Records from a collection of figures
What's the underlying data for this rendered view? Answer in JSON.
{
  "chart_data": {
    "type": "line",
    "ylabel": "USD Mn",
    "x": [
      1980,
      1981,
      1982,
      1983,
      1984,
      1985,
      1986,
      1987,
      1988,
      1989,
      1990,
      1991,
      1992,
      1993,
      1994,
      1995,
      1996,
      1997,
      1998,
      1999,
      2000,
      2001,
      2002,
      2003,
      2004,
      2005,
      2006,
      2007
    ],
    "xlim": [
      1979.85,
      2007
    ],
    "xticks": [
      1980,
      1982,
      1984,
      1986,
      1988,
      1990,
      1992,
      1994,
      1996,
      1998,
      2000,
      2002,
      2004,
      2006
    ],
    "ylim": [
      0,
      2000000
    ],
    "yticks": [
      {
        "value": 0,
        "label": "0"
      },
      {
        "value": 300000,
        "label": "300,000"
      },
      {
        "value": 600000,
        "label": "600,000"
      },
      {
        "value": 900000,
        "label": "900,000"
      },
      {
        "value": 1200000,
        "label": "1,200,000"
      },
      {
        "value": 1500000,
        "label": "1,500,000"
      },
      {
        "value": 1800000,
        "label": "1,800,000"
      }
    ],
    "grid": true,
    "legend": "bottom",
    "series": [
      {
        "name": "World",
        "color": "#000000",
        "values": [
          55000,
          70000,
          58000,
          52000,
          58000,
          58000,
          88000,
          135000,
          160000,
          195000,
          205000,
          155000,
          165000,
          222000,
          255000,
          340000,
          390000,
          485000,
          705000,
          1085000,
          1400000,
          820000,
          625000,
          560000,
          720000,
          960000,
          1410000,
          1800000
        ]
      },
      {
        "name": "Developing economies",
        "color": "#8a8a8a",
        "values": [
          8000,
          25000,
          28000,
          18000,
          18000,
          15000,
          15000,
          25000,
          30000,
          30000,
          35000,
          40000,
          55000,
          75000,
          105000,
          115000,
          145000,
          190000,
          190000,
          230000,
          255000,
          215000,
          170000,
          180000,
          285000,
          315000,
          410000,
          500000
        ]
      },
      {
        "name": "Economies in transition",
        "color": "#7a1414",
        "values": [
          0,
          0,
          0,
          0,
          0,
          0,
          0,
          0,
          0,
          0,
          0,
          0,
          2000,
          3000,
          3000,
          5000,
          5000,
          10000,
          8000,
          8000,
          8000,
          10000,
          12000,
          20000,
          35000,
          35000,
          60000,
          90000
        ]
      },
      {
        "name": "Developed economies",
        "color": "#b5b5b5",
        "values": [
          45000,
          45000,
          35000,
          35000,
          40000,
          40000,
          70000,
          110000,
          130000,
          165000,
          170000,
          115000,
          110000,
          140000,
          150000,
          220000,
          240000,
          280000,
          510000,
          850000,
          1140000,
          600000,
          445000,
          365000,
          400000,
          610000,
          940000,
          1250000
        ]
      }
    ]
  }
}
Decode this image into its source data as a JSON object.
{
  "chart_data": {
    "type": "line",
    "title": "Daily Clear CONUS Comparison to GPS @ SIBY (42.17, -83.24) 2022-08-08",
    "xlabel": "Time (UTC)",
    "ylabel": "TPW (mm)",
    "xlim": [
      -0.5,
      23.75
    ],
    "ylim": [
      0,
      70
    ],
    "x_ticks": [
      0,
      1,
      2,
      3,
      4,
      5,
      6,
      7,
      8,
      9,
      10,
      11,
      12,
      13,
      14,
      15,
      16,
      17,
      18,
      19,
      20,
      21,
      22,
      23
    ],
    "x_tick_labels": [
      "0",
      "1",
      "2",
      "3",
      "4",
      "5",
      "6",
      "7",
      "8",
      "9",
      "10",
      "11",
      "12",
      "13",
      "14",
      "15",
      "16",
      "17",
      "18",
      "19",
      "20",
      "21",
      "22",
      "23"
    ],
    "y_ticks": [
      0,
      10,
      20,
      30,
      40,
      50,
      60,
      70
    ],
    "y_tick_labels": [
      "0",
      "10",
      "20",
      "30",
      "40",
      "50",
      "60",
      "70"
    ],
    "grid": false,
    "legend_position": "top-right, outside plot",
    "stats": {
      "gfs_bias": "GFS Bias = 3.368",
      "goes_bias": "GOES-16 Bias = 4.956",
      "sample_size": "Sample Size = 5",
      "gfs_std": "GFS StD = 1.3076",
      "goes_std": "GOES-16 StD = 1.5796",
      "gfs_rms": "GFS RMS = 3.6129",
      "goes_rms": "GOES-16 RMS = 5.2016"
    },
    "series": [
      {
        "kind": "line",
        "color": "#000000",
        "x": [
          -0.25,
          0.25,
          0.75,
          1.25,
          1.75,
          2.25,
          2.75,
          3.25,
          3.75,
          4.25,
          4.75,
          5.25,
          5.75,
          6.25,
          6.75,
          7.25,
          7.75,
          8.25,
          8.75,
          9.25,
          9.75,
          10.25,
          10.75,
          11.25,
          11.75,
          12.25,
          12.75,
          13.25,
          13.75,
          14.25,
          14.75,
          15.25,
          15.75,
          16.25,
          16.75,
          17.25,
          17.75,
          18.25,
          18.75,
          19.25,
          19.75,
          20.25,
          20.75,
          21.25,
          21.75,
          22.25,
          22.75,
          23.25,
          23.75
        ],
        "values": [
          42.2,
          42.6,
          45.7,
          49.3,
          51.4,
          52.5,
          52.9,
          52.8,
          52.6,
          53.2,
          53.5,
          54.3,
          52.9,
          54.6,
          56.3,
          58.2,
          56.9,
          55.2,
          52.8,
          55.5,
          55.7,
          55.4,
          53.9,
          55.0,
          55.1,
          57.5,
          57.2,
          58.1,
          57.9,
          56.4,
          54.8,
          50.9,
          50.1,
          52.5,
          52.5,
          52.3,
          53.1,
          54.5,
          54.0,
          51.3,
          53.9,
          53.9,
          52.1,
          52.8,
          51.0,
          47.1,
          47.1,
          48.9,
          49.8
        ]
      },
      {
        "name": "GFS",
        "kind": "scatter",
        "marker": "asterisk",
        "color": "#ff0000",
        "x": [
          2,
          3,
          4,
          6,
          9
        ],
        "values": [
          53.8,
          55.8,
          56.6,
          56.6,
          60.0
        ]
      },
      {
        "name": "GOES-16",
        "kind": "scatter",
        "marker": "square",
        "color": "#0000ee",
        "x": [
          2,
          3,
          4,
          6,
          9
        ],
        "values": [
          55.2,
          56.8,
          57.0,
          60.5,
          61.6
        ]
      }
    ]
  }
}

• WHAT YOU HAVE TO DO: Emit the records above again, exactly, with no line skipped.

• THE REPLY:
What's the underlying data for this rendered view? Answer in JSON.
{
  "chart_data": {
    "type": "line",
    "ylabel": "USD Mn",
    "x": [
      1980,
      1981,
      1982,
      1983,
      1984,
      1985,
      1986,
      1987,
      1988,
      1989,
      1990,
      1991,
      1992,
      1993,
      1994,
      1995,
      1996,
      1997,
      1998,
      1999,
      2000,
      2001,
      2002,
      2003,
      2004,
      2005,
      2006,
      2007
    ],
    "xlim": [
      1979.85,
      2007
    ],
    "xticks": [
      1980,
      1982,
      1984,
      1986,
      1988,
      1990,
      1992,
      1994,
      1996,
      1998,
      2000,
      2002,
      2004,
      2006
    ],
    "ylim": [
      0,
      2000000
    ],
    "yticks": [
      {
        "value": 0,
        "label": "0"
      },
      {
        "value": 300000,
        "label": "300,000"
      },
      {
        "value": 600000,
        "label": "600,000"
      },
      {
        "value": 900000,
        "label": "900,000"
      },
      {
        "value": 1200000,
        "label": "1,200,000"
      },
      {
        "value": 1500000,
        "label": "1,500,000"
      },
      {
        "value": 1800000,
        "label": "1,800,000"
      }
    ],
    "grid": true,
    "legend": "bottom",
    "series": [
      {
        "name": "World",
        "color": "#000000",
        "values": [
          55000,
          70000,
          58000,
          52000,
          58000,
          58000,
          88000,
          135000,
          160000,
          195000,
          205000,
          155000,
          165000,
          222000,
          255000,
          340000,
          390000,
          485000,
          705000,
          1085000,
          1400000,
          820000,
          625000,
          560000,
          720000,
          960000,
          1410000,
          1800000
        ]
      },
      {
        "name": "Developing economies",
        "color": "#8a8a8a",
        "values": [
          8000,
          25000,
          28000,
          18000,
          18000,
          15000,
          15000,
          25000,
          30000,
          30000,
          35000,
          40000,
          55000,
          75000,
          105000,
          115000,
          145000,
          190000,
          190000,
          230000,
          255000,
          215000,
          170000,
          180000,
          285000,
          315000,
          410000,
          500000
        ]
      },
      {
        "name": "Economies in transition",
        "color": "#7a1414",
        "values": [
          0,
          0,
          0,
          0,
          0,
          0,
          0,
          0,
          0,
          0,
          0,
          0,
          2000,
          3000,
          3000,
          5000,
          5000,
          10000,
          8000,
          8000,
          8000,
          10000,
          12000,
          20000,
          35000,
          35000,
          60000,
          90000
        ]
      },
      {
        "name": "Developed economies",
        "color": "#b5b5b5",
        "values": [
          45000,
          45000,
          35000,
          35000,
          40000,
          40000,
          70000,
          110000,
          130000,
          165000,
          170000,
          115000,
          110000,
          140000,
          150000,
          220000,
          240000,
          280000,
          510000,
          850000,
          1140000,
          600000,
          445000,
          365000,
          400000,
          610000,
          940000,
          1250000
        ]
      }
    ]
  }
}
Decode this image into its source data as a JSON object.
{
  "chart_data": {
    "type": "line",
    "title": "Daily Clear CONUS Comparison to GPS @ SIBY (42.17, -83.24) 2022-08-08",
    "xlabel": "Time (UTC)",
    "ylabel": "TPW (mm)",
    "xlim": [
      -0.5,
      23.75
    ],
    "ylim": [
      0,
      70
    ],
    "x_ticks": [
      0,
      1,
      2,
      3,
      4,
      5,
      6,
      7,
      8,
      9,
      10,
      11,
      12,
      13,
      14,
      15,
      16,
      17,
      18,
      19,
      20,
      21,
      22,
      23
    ],
    "x_tick_labels": [
      "0",
      "1",
      "2",
      "3",
      "4",
      "5",
      "6",
      "7",
      "8",
      "9",
      "10",
      "11",
      "12",
      "13",
      "14",
      "15",
      "16",
      "17",
      "18",
      "19",
      "20",
      "21",
      "22",
      "23"
    ],
    "y_ticks": [
      0,
      10,
      20,
      30,
      40,
      50,
      60,
      70
    ],
    "y_tick_labels": [
      "0",
      "10",
      "20",
      "30",
      "40",
      "50",
      "60",
      "70"
    ],
    "grid": false,
    "legend_position": "top-right, outside plot",
    "stats": {
      "gfs_bias": "GFS Bias = 3.368",
      "goes_bias": "GOES-16 Bias = 4.956",
      "sample_size": "Sample Size = 5",
      "gfs_std": "GFS StD = 1.3076",
      "goes_std": "GOES-16 StD = 1.5796",
      "gfs_rms": "GFS RMS = 3.6129",
      "goes_rms": "GOES-16 RMS = 5.2016"
    },
    "series": [
      {
        "kind": "line",
        "color": "#000000",
        "x": [
          -0.25,
          0.25,
          0.75,
          1.25,
          1.75,
          2.25,
          2.75,
          3.25,
          3.75,
          4.25,
          4.75,
          5.25,
          5.75,
          6.25,
          6.75,
          7.25,
          7.75,
          8.25,
          8.75,
          9.25,
          9.75,
          10.25,
          10.75,
          11.25,
          11.75,
          12.25,
          12.75,
          13.25,
          13.75,
          14.25,
          14.75,
          15.25,
          15.75,
          16.25,
          16.75,
          17.25,
          17.75,
          18.25,
          18.75,
          19.25,
          19.75,
          20.25,
          20.75,
          21.25,
          21.75,
          22.25,
          22.75,
          23.25,
          23.75
        ],
        "values": [
          42.2,
          42.6,
          45.7,
          49.3,
          51.4,
          52.5,
          52.9,
          52.8,
          52.6,
          53.2,
          53.5,
          54.3,
          52.9,
          54.6,
          56.3,
          58.2,
          56.9,
          55.2,
          52.8,
          55.5,
          55.7,
          55.4,
          53.9,
          55.0,
          55.1,
          57.5,
          57.2,
          58.1,
          57.9,
          56.4,
          54.8,
          50.9,
          50.1,
          52.5,
          52.5,
          52.3,
          53.1,
          54.5,
          54.0,
          51.3,
          53.9,
          53.9,
          52.1,
          52.8,
          51.0,
          47.1,
          47.1,
          48.9,
          49.8
        ]
      },
      {
        "name": "GFS",
        "kind": "scatter",
        "marker": "asterisk",
        "color": "#ff0000",
        "x": [
          2,
          3,
          4,
          6,
          9
        ],
        "values": [
          53.8,
          55.8,
          56.6,
          56.6,
          60.0
        ]
      },
      {
        "name": "GOES-16",
        "kind": "scatter",
        "marker": "square",
        "color": "#0000ee",
        "x": [
          2,
          3,
          4,
          6,
          9
        ],
        "values": [
          55.2,
          56.8,
          57.0,
          60.5,
          61.6
        ]
      }
    ]
  }
}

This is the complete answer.